** Start of GIVEN DATA **

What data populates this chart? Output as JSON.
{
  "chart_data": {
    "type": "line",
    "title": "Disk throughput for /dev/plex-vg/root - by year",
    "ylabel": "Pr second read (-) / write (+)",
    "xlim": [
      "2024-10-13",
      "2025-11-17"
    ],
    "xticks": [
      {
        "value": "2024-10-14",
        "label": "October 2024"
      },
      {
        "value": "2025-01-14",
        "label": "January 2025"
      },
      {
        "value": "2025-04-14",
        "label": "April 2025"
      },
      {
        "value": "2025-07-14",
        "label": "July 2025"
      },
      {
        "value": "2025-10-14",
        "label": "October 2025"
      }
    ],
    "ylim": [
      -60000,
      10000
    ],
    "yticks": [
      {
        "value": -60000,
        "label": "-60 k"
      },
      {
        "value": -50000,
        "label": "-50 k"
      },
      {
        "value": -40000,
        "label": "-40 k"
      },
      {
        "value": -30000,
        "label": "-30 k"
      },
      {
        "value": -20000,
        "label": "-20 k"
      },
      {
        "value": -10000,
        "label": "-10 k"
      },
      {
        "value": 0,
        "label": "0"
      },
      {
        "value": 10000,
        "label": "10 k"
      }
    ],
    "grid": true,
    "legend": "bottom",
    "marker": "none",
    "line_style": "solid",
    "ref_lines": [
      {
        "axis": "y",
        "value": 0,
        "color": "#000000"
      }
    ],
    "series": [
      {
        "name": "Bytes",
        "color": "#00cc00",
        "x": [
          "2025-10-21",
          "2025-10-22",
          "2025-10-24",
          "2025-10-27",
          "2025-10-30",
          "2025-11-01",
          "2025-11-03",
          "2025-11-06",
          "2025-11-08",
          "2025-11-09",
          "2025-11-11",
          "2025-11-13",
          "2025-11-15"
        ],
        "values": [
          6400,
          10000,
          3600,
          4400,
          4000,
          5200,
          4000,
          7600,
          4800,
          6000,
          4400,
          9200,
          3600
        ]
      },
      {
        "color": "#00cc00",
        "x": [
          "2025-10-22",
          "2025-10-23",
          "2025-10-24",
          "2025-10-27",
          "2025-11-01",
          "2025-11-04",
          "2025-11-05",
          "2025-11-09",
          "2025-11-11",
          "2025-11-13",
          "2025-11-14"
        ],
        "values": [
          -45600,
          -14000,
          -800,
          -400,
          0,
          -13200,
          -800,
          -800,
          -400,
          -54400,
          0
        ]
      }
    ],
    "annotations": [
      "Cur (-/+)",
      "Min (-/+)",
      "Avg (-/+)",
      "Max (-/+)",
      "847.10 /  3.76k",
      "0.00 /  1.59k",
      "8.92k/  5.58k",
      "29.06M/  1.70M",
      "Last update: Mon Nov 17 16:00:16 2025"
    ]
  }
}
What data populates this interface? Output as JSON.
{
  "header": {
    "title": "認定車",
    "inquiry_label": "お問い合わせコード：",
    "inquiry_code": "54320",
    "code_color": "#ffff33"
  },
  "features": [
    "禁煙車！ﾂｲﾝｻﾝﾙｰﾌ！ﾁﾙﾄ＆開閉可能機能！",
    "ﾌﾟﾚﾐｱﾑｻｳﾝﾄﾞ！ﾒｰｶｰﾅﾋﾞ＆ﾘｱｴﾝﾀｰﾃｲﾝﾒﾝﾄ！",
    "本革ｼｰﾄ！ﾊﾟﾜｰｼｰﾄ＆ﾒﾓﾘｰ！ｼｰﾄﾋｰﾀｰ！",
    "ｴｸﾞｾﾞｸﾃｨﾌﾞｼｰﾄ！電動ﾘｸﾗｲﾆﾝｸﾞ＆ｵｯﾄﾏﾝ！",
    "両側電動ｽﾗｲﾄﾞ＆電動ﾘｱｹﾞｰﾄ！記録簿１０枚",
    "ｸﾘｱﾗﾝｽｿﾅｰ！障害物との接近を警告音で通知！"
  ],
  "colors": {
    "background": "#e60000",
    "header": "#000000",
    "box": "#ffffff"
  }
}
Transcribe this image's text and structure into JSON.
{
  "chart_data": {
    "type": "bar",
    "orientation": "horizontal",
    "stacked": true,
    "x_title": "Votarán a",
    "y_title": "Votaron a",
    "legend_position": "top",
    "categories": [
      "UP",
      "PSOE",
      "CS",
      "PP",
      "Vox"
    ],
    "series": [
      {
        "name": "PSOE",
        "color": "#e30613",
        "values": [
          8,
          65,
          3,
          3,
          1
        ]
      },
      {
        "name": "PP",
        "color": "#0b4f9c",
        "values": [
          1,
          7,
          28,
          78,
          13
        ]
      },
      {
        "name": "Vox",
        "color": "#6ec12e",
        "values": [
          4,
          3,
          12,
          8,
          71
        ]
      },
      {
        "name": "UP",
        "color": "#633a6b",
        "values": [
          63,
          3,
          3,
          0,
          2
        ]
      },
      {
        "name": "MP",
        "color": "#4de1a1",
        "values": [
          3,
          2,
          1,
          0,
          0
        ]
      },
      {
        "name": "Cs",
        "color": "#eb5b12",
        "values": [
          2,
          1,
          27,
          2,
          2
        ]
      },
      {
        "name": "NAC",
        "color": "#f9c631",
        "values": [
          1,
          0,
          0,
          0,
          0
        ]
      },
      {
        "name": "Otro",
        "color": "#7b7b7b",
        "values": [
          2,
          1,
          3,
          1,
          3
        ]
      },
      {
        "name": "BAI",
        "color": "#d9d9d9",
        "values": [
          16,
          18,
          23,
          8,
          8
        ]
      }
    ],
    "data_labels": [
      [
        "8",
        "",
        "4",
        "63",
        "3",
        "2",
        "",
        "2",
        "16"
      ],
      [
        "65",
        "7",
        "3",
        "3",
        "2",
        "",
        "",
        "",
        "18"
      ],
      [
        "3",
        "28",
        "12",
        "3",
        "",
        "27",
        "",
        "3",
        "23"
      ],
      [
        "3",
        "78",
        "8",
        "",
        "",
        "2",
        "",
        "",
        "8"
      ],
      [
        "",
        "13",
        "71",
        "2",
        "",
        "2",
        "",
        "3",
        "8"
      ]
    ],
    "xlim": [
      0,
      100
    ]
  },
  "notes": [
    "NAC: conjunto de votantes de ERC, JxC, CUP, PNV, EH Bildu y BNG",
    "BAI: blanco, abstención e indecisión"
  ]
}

** End of GIVEN DATA **

**AIM OF THE TASK**.
Transcribe the material above in its entirety. Match it exactly.

**RESPONSE**.
What data populates this chart? Output as JSON.
{
  "chart_data": {
    "type": "line",
    "title": "Disk throughput for /dev/plex-vg/root - by year",
    "ylabel": "Pr second read (-) / write (+)",
    "xlim": [
      "2024-10-13",
      "2025-11-17"
    ],
    "xticks": [
      {
        "value": "2024-10-14",
        "label": "October 2024"
      },
      {
        "value": "2025-01-14",
        "label": "January 2025"
      },
      {
        "value": "2025-04-14",
        "label": "April 2025"
      },
      {
        "value": "2025-07-14",
        "label": "July 2025"
      },
      {
        "value": "2025-10-14",
        "label": "October 2025"
      }
    ],
    "ylim": [
      -60000,
      10000
    ],
    "yticks": [
      {
        "value": -60000,
        "label": "-60 k"
      },
      {
        "value": -50000,
        "label": "-50 k"
      },
      {
        "value": -40000,
        "label": "-40 k"
      },
      {
        "value": -30000,
        "label": "-30 k"
      },
      {
        "value": -20000,
        "label": "-20 k"
      },
      {
        "value": -10000,
        "label": "-10 k"
      },
      {
        "value": 0,
        "label": "0"
      },
      {
        "value": 10000,
        "label": "10 k"
      }
    ],
    "grid": true,
    "legend": "bottom",
    "marker": "none",
    "line_style": "solid",
    "ref_lines": [
      {
        "axis": "y",
        "value": 0,
        "color": "#000000"
      }
    ],
    "series": [
      {
        "name": "Bytes",
        "color": "#00cc00",
        "x": [
          "2025-10-21",
          "2025-10-22",
          "2025-10-24",
          "2025-10-27",
          "2025-10-30",
          "2025-11-01",
          "2025-11-03",
          "2025-11-06",
          "2025-11-08",
          "2025-11-09",
          "2025-11-11",
          "2025-11-13",
          "2025-11-15"
        ],
        "values": [
          6400,
          10000,
          3600,
          4400,
          4000,
          5200,
          4000,
          7600,
          4800,
          6000,
          4400,
          9200,
          3600
        ]
      },
      {
        "color": "#00cc00",
        "x": [
          "2025-10-22",
          "2025-10-23",
          "2025-10-24",
          "2025-10-27",
          "2025-11-01",
          "2025-11-04",
          "2025-11-05",
          "2025-11-09",
          "2025-11-11",
          "2025-11-13",
          "2025-11-14"
        ],
        "values": [
          -45600,
          -14000,
          -800,
          -400,
          0,
          -13200,
          -800,
          -800,
          -400,
          -54400,
          0
        ]
      }
    ],
    "annotations": [
      "Cur (-/+)",
      "Min (-/+)",
      "Avg (-/+)",
      "Max (-/+)",
      "847.10 /  3.76k",
      "0.00 /  1.59k",
      "8.92k/  5.58k",
      "29.06M/  1.70M",
      "Last update: Mon Nov 17 16:00:16 2025"
    ]
  }
}
What data populates this interface? Output as JSON.
{
  "header": {
    "title": "認定車",
    "inquiry_label": "お問い合わせコード：",
    "inquiry_code": "54320",
    "code_color": "#ffff33"
  },
  "features": [
    "禁煙車！ﾂｲﾝｻﾝﾙｰﾌ！ﾁﾙﾄ＆開閉可能機能！",
    "ﾌﾟﾚﾐｱﾑｻｳﾝﾄﾞ！ﾒｰｶｰﾅﾋﾞ＆ﾘｱｴﾝﾀｰﾃｲﾝﾒﾝﾄ！",
    "本革ｼｰﾄ！ﾊﾟﾜｰｼｰﾄ＆ﾒﾓﾘｰ！ｼｰﾄﾋｰﾀｰ！",
    "ｴｸﾞｾﾞｸﾃｨﾌﾞｼｰﾄ！電動ﾘｸﾗｲﾆﾝｸﾞ＆ｵｯﾄﾏﾝ！",
    "両側電動ｽﾗｲﾄﾞ＆電動ﾘｱｹﾞｰﾄ！記録簿１０枚",
    "ｸﾘｱﾗﾝｽｿﾅｰ！障害物との接近を警告音で通知！"
  ],
  "colors": {
    "background": "#e60000",
    "header": "#000000",
    "box": "#ffffff"
  }
}
Transcribe this image's text and structure into JSON.
{
  "chart_data": {
    "type": "bar",
    "orientation": "horizontal",
    "stacked": true,
    "x_title": "Votarán a",
    "y_title": "Votaron a",
    "legend_position": "top",
    "categories": [
      "UP",
      "PSOE",
      "CS",
      "PP",
      "Vox"
    ],
    "series": [
      {
        "name": "PSOE",
        "color": "#e30613",
        "values": [
          8,
          65,
          3,
          3,
          1
        ]
      },
      {
        "name": "PP",
        "color": "#0b4f9c",
        "values": [
          1,
          7,
          28,
          78,
          13
        ]
      },
      {
        "name": "Vox",
        "color": "#6ec12e",
        "values": [
          4,
          3,
          12,
          8,
          71
        ]
      },
      {
        "name": "UP",
        "color": "#633a6b",
        "values": [
          63,
          3,
          3,
          0,
          2
        ]
      },
      {
        "name": "MP",
        "color": "#4de1a1",
        "values": [
          3,
          2,
          1,
          0,
          0
        ]
      },
      {
        "name": "Cs",
        "color": "#eb5b12",
        "values": [
          2,
          1,
          27,
          2,
          2
        ]
      },
      {
        "name": "NAC",
        "color": "#f9c631",
        "values": [
          1,
          0,
          0,
          0,
          0
        ]
      },
      {
        "name": "Otro",
        "color": "#7b7b7b",
        "values": [
          2,
          1,
          3,
          1,
          3
        ]
      },
      {
        "name": "BAI",
        "color": "#d9d9d9",
        "values": [
          16,
          18,
          23,
          8,
          8
        ]
      }
    ],
    "data_labels": [
      [
        "8",
        "",
        "4",
        "63",
        "3",
        "2",
        "",
        "2",
        "16"
      ],
      [
        "65",
        "7",
        "3",
        "3",
        "2",
        "",
        "",
        "",
        "18"
      ],
      [
        "3",
        "28",
        "12",
        "3",
        "",
        "27",
        "",
        "3",
        "23"
      ],
      [
        "3",
        "78",
        "8",
        "",
        "",
        "2",
        "",
        "",
        "8"
      ],
      [
        "",
        "13",
        "71",
        "2",
        "",
        "2",
        "",
        "3",
        "8"
      ]
    ],
    "xlim": [
      0,
      100
    ]
  },
  "notes": [
    "NAC: conjunto de votantes de ERC, JxC, CUP, PNV, EH Bildu y BNG",
    "BAI: blanco, abstención e indecisión"
  ]
}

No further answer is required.